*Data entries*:
** start **
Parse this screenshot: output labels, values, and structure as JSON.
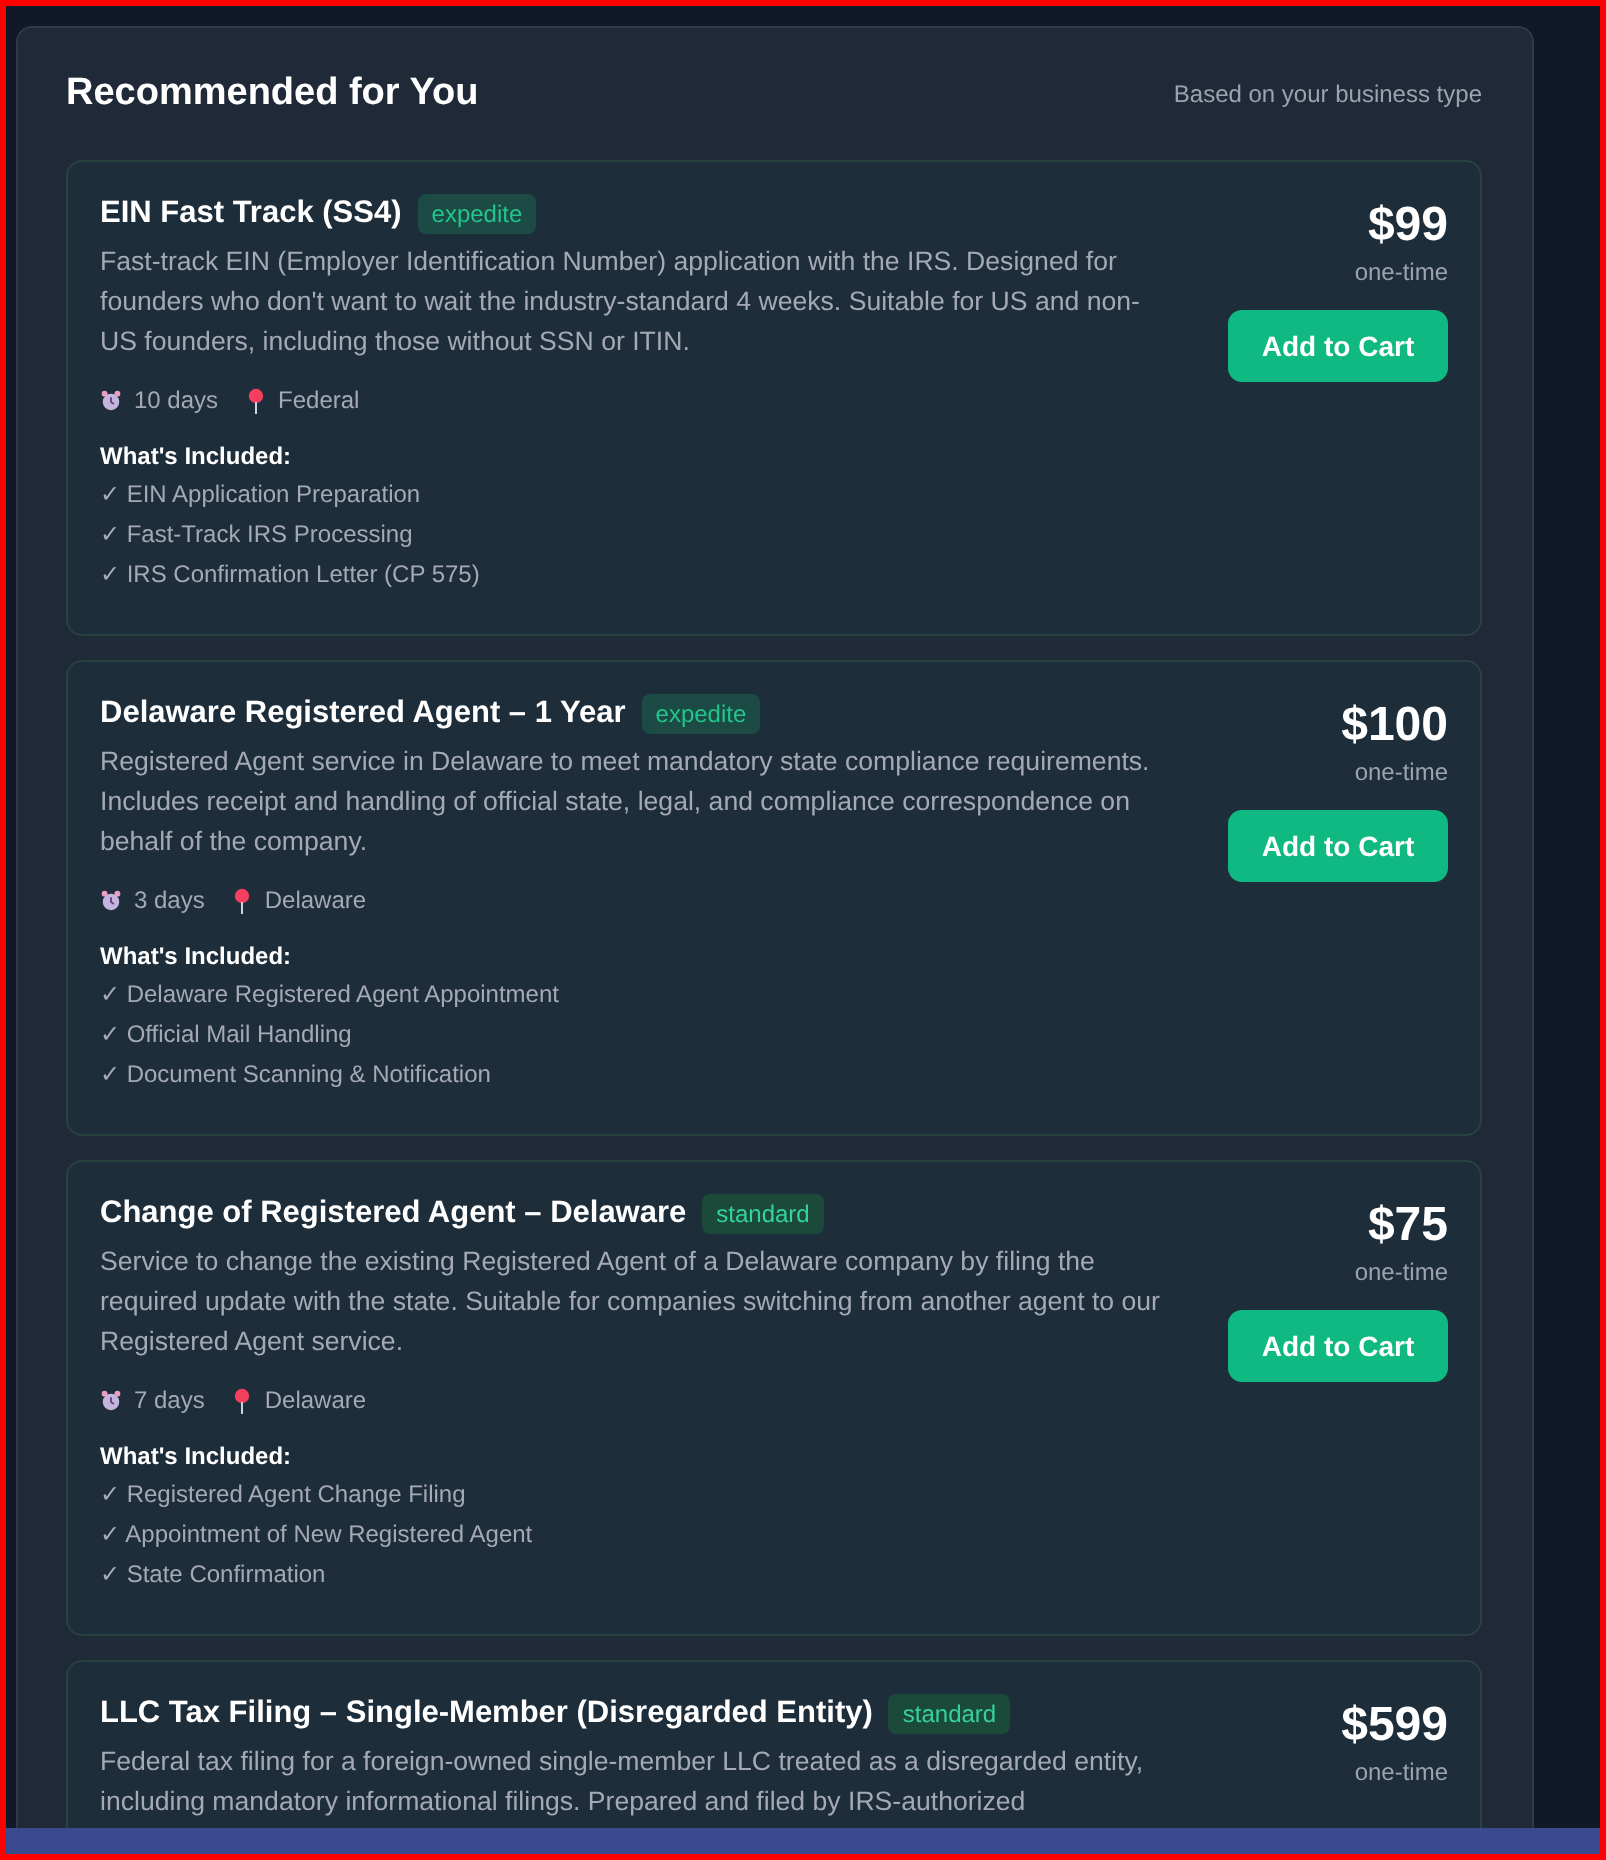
{
  "section": {
    "title": "Recommended for You",
    "subtitle": "Based on your business type"
  },
  "services": [
    {
      "title": "EIN Fast Track (SS4)",
      "tag": "expedite",
      "description": "Fast-track EIN (Employer Identification Number) application with the IRS. Designed for founders who don't want to wait the industry-standard 4 weeks. Suitable for US and non-US founders, including those without SSN or ITIN.",
      "duration": "10 days",
      "location": "Federal",
      "price": "$99",
      "billing": "one-time",
      "button": "Add to Cart",
      "included_heading": "What's Included:",
      "included": [
        "✓ EIN Application Preparation",
        "✓ Fast-Track IRS Processing",
        "✓ IRS Confirmation Letter (CP 575)"
      ]
    },
    {
      "title": "Delaware Registered Agent – 1 Year",
      "tag": "expedite",
      "description": "Registered Agent service in Delaware to meet mandatory state compliance requirements. Includes receipt and handling of official state, legal, and compliance correspondence on behalf of the company.",
      "duration": "3 days",
      "location": "Delaware",
      "price": "$100",
      "billing": "one-time",
      "button": "Add to Cart",
      "included_heading": "What's Included:",
      "included": [
        "✓ Delaware Registered Agent Appointment",
        "✓ Official Mail Handling",
        "✓ Document Scanning & Notification"
      ]
    },
    {
      "title": "Change of Registered Agent – Delaware",
      "tag": "standard",
      "description": "Service to change the existing Registered Agent of a Delaware company by filing the required update with the state. Suitable for companies switching from another agent to our Registered Agent service.",
      "duration": "7 days",
      "location": "Delaware",
      "price": "$75",
      "billing": "one-time",
      "button": "Add to Cart",
      "included_heading": "What's Included:",
      "included": [
        "✓ Registered Agent Change Filing",
        "✓ Appointment of New Registered Agent",
        "✓ State Confirmation"
      ]
    },
    {
      "title": "LLC Tax Filing – Single-Member (Disregarded Entity)",
      "tag": "standard",
      "description": "Federal tax filing for a foreign-owned single-member LLC treated as a disregarded entity, including mandatory informational filings. Prepared and filed by IRS-authorized",
      "price": "$599",
      "billing": "one-time"
    }
  ]
}
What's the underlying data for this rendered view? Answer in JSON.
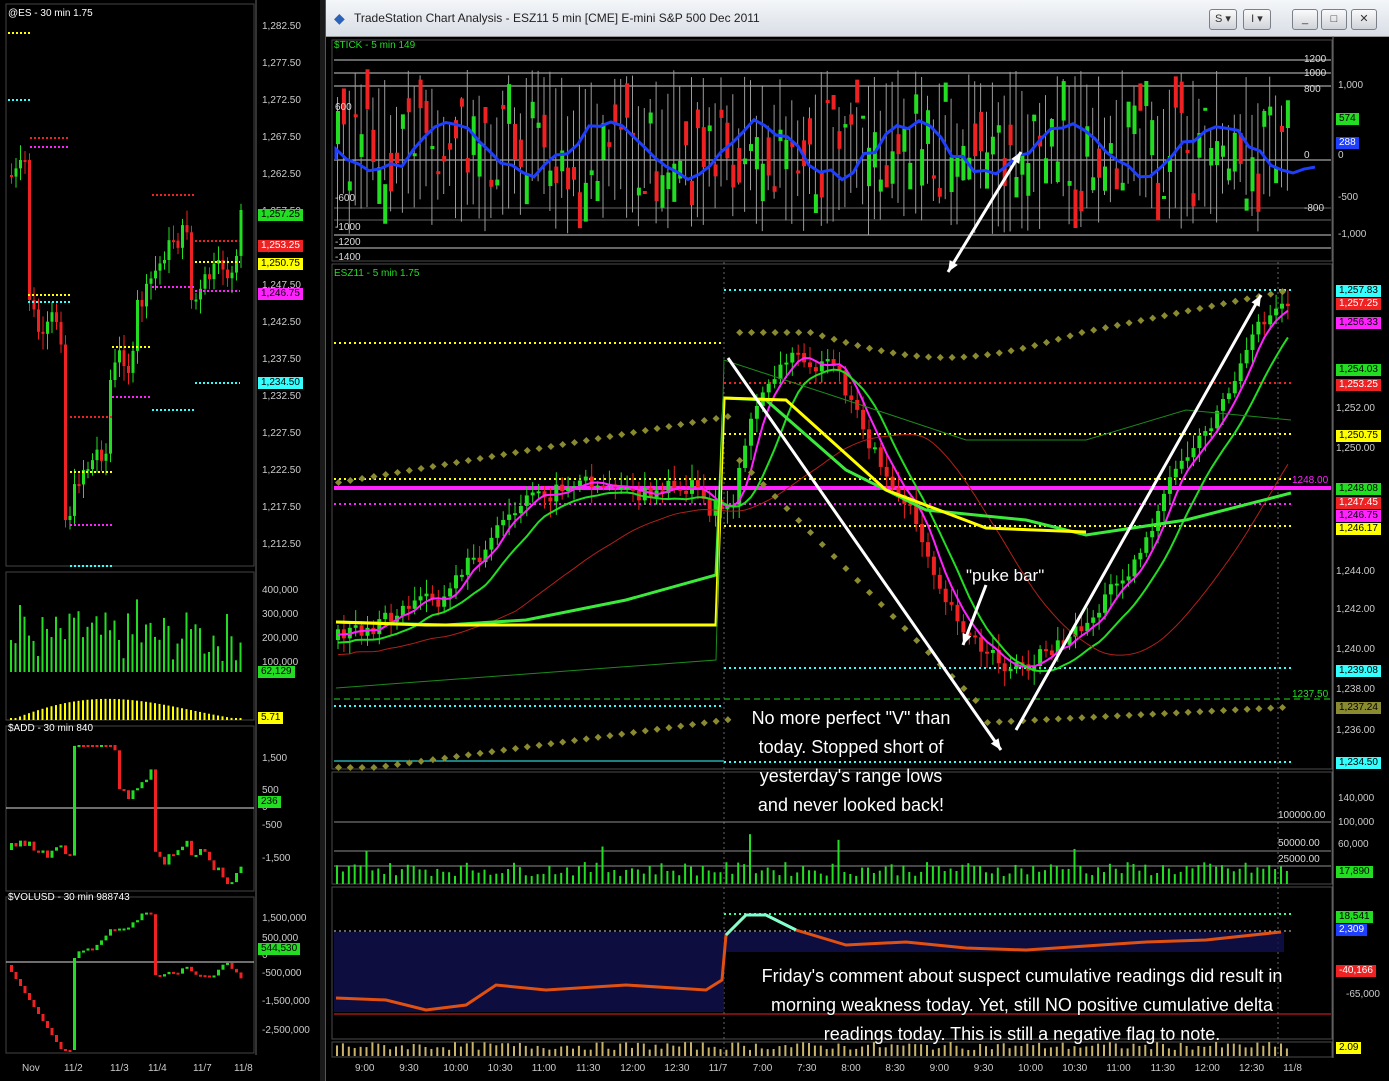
** end **
*Description of the task*: Tally how many lines in the material above hold the word "including". Write only that number.

*Complete output*: 2